TEXT SECTION:
******

The hill I went down has a warning sign (steep grade; trucks use lower gear). This is the easiest of the three hills I mentioned. The other two don't have signs, but they are residential streets so maybe they don't get one.



ksbowman said:


> We had three different tornados two on the south side of I-70 and the largest on the north.side.


Yes, I'm definitely trying to figure out how to plan my time of going around extreme weather.



COWCHICK77 said:


> If I remember right they have about a year, two years before they make this move.
> Ya'll making it sound like she's making this trip next week.


Yes we have about two years. So I'm trying to slowly do more and more difficult things with the trailer, to build up to it. This hill was part of that. So now I know, if I see a hill like that, I don't have to worry if I can get up it or not. And yes, I am paranoid about hills because of what happened the first time I saw Pony hauled. We will start going on hour or multi-hour drives soonish.



horselovinguy said:


> To my knowledge she has taken truck, trailer and 2 horses 1x maybe 2x on a trailride about a hour from home, otherwise if she has done more loaded hauling I've missed it.


I've driven it around empty quite a bit, but yes two times hauling the horses 45 minutes to a trail ride.


Dreamcatcher Arabians said:


> If you smell burning rubber or plastic, yes it's something to worry about. The fact that you say plastic makes me wonder if you don't have undiagnosed electrical or wiring issues. Regardless, I'd have my truck and trailer in for service to make sure it's just you riding the brakes and not another problem.


Great, I will bring this up with the trailer people when I get it services.


Dreamcatcher Arabians said:


> Just like with horses repetition = desensitization.


Yup, that's exactly what I'm need. I'm like my Teddy -- need to take things very slowly and get lots of rewards and very little punishment.



Dreamcatcher Arabians said:


> Practice parking, backing, turning in a big empty parking lot. When you can do that confidently, at more than 15 mph, then you'll be ready to go out on the road. Again, pick deserted roads so you won't have to deal with traffic, yet.


Well, I mean, I drive it around empty a bit. This week I drove it in rush hour traffic, merging on and off the highway. Also on narrow arterial roads during the beginning of rush hour. And I've driven on highways to get out to the trail place. I actually realized I like highways better because the lanes are wider and the curves smoother. But OMG when I brought it back from the barn on Sunday I was in heavy fast (65 mph) traffic when all the sudden I realized there was a baby stroller in the middle of my lane ahead! Fortunately not occupied, but it was like it had just fallen off someone's car (I mean, no one had hit it yet so it was just sitting there upright). I had to swerve around it. Luckily there was no one in the lane next to me (I do check my mirrors every few seconds so I knew). But afterwards I thought, would that have been the appropriate thing if the horses had been in there? I mean, this was a full-sized stroller. I don't think I could have safely just hit it.

******

DATA LINES:
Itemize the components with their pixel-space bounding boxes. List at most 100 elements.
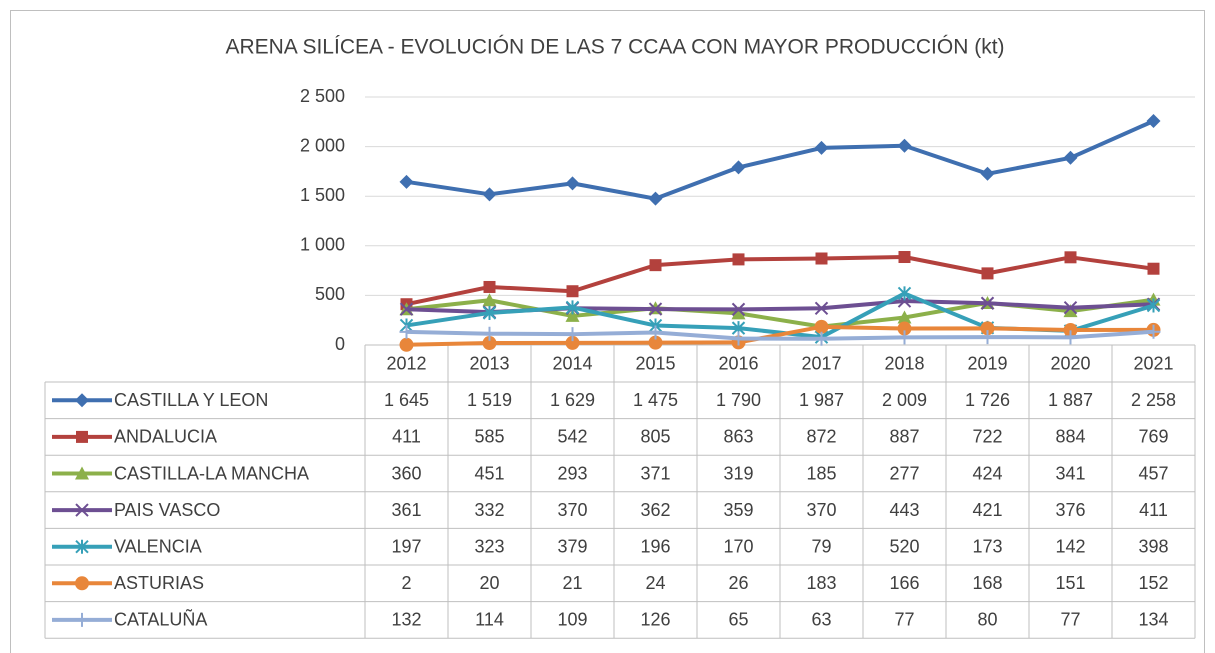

******

SHORT TASK:
Quote the forum thread from "Yes, I'm definitely" to "trip next week.". The data shown here plays no role in the work.

EXERCISE OUTPUT:
Yes, I'm definitely trying to figure out how to plan my time of going around extreme weather.



COWCHICK77 said:


> If I remember right they have about a year, two years before they make this move.
> Ya'll making it sound like she's making this trip next week.